Stored data entries
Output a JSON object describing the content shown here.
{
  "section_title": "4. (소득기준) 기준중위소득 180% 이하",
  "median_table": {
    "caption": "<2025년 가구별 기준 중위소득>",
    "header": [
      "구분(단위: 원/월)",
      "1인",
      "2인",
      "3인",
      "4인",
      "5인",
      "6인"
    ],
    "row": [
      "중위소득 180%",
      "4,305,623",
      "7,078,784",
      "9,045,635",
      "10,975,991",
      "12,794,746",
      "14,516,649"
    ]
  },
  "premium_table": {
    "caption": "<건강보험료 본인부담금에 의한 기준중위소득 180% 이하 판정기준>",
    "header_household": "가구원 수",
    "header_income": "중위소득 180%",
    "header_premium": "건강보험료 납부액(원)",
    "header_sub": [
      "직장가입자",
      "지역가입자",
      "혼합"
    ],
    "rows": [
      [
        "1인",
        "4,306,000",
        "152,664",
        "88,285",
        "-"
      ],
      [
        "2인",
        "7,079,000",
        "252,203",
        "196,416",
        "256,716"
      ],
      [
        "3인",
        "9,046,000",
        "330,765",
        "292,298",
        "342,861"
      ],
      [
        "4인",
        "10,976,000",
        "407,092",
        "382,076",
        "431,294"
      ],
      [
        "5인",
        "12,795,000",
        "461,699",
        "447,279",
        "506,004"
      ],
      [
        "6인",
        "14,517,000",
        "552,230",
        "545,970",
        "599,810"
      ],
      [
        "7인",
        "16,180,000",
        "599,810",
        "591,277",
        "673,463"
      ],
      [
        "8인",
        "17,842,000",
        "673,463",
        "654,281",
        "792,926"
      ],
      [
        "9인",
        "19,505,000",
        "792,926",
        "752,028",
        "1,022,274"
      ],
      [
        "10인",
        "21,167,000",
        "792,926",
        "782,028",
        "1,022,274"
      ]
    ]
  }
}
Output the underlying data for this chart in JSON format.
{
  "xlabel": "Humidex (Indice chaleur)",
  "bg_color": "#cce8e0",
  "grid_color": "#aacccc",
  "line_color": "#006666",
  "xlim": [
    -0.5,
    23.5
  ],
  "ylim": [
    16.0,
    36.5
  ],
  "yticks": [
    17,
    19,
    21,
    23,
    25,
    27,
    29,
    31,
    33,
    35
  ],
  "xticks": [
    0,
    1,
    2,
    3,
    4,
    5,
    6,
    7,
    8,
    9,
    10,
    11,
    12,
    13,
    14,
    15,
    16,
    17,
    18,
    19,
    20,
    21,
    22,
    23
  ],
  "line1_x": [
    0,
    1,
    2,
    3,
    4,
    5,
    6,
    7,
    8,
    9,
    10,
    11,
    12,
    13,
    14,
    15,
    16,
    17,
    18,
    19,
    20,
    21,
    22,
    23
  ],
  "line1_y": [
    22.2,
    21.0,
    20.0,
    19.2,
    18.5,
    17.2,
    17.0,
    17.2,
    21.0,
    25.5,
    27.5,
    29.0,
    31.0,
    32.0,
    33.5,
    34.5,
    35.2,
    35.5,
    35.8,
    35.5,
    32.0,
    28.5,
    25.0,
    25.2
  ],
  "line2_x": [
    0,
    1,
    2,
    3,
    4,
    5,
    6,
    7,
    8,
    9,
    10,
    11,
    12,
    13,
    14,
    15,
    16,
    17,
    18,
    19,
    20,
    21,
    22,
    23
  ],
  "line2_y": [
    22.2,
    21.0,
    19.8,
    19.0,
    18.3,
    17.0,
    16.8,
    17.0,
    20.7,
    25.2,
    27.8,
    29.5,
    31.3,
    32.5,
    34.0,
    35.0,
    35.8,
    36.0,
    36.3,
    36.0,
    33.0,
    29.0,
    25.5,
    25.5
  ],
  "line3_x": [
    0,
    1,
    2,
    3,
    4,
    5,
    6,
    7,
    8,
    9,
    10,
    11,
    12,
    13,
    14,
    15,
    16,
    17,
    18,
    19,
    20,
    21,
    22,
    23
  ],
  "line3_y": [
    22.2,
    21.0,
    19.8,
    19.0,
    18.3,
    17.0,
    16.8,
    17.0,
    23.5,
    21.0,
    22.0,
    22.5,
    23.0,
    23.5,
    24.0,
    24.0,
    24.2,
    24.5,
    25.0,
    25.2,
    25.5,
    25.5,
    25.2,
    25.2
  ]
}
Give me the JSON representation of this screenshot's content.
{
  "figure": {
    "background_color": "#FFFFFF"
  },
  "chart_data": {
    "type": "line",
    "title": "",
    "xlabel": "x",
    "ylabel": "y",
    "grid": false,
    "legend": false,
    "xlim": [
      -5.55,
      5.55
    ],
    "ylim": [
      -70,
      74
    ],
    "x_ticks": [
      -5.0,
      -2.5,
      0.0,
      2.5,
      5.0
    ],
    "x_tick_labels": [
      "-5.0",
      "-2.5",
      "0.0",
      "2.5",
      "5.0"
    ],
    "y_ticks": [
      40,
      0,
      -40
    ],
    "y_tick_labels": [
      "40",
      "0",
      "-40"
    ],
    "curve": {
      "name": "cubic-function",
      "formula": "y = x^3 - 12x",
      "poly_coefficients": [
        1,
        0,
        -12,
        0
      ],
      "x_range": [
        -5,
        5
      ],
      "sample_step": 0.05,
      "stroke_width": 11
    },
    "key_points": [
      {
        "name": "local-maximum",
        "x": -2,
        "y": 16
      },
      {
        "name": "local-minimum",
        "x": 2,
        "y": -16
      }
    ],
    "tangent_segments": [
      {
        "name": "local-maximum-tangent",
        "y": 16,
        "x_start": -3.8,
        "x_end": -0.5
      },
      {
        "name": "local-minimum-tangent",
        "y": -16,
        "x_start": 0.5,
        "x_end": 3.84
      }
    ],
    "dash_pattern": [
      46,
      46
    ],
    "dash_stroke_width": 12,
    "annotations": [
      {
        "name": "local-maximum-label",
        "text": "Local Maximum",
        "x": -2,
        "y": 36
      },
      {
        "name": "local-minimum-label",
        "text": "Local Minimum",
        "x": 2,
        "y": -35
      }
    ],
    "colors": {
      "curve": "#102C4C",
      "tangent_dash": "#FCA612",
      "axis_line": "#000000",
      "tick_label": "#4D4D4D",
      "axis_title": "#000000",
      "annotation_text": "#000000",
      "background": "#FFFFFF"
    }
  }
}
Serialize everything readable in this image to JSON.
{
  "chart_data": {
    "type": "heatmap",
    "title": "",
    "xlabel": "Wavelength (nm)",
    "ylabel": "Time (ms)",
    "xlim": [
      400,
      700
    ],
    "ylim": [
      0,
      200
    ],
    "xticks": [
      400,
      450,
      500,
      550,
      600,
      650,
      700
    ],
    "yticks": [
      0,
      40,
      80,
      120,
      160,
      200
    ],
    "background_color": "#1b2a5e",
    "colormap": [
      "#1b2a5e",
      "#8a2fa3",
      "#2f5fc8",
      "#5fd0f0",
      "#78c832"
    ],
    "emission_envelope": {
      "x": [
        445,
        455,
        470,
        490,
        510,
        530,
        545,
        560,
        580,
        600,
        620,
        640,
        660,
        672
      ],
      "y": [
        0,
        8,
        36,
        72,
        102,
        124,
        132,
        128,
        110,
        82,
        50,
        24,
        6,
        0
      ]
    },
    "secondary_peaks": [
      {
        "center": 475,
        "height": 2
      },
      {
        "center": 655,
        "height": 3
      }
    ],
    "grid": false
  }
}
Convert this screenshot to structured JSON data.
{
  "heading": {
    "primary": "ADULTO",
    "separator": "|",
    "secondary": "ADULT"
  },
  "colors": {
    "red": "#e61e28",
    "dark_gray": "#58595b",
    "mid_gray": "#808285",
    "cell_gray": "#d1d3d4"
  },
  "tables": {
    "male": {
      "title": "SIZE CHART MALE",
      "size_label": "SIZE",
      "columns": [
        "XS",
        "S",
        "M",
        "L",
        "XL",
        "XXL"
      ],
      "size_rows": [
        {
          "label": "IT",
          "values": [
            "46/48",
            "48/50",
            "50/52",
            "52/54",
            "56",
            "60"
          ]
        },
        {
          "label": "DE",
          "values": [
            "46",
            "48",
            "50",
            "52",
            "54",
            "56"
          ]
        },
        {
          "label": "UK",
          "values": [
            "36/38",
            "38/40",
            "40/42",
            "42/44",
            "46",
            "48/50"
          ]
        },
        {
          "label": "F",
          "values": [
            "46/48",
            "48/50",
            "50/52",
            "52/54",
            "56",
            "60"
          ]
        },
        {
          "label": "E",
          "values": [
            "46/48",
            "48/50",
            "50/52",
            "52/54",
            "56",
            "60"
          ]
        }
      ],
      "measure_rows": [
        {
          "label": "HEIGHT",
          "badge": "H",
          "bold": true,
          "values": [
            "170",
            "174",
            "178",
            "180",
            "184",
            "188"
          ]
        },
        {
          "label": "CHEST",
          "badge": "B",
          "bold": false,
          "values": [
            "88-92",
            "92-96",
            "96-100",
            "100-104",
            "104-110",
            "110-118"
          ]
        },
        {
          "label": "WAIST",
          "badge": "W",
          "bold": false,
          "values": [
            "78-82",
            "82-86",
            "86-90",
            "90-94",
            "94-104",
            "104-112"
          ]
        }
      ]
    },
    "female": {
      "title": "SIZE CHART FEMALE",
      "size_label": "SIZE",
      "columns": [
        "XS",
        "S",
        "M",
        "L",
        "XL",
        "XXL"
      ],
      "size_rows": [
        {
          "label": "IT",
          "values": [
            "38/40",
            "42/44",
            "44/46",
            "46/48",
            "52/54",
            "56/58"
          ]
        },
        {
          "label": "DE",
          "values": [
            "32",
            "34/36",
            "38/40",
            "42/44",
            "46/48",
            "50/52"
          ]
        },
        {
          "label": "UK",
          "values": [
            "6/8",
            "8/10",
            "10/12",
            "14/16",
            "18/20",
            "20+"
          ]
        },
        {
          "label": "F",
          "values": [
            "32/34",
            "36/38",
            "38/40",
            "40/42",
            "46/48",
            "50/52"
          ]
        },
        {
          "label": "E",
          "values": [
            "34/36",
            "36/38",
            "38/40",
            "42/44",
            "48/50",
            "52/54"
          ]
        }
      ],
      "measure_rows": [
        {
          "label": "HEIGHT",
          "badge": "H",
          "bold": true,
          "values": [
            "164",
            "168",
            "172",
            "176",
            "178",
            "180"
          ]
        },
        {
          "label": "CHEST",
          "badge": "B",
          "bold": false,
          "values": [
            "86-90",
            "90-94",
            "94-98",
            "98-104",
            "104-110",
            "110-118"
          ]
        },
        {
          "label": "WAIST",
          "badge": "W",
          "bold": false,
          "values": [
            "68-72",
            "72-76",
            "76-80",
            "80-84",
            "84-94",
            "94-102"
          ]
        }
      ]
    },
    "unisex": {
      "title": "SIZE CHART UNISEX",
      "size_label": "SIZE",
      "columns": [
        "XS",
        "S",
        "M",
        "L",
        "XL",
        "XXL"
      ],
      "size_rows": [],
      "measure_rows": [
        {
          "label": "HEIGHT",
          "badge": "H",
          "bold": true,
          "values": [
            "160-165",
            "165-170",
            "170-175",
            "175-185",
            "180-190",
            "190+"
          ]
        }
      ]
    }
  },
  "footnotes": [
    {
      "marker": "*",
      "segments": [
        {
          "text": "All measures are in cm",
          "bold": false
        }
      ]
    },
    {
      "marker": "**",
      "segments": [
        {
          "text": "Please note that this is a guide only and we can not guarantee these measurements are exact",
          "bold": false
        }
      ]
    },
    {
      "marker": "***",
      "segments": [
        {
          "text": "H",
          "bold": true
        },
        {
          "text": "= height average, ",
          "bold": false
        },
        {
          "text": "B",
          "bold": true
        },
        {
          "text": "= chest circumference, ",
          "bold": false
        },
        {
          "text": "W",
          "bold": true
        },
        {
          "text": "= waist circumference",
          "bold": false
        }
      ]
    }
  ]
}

Exercise goal: Report the number of lines above containing the word "name", with no other text.

Correct output: 7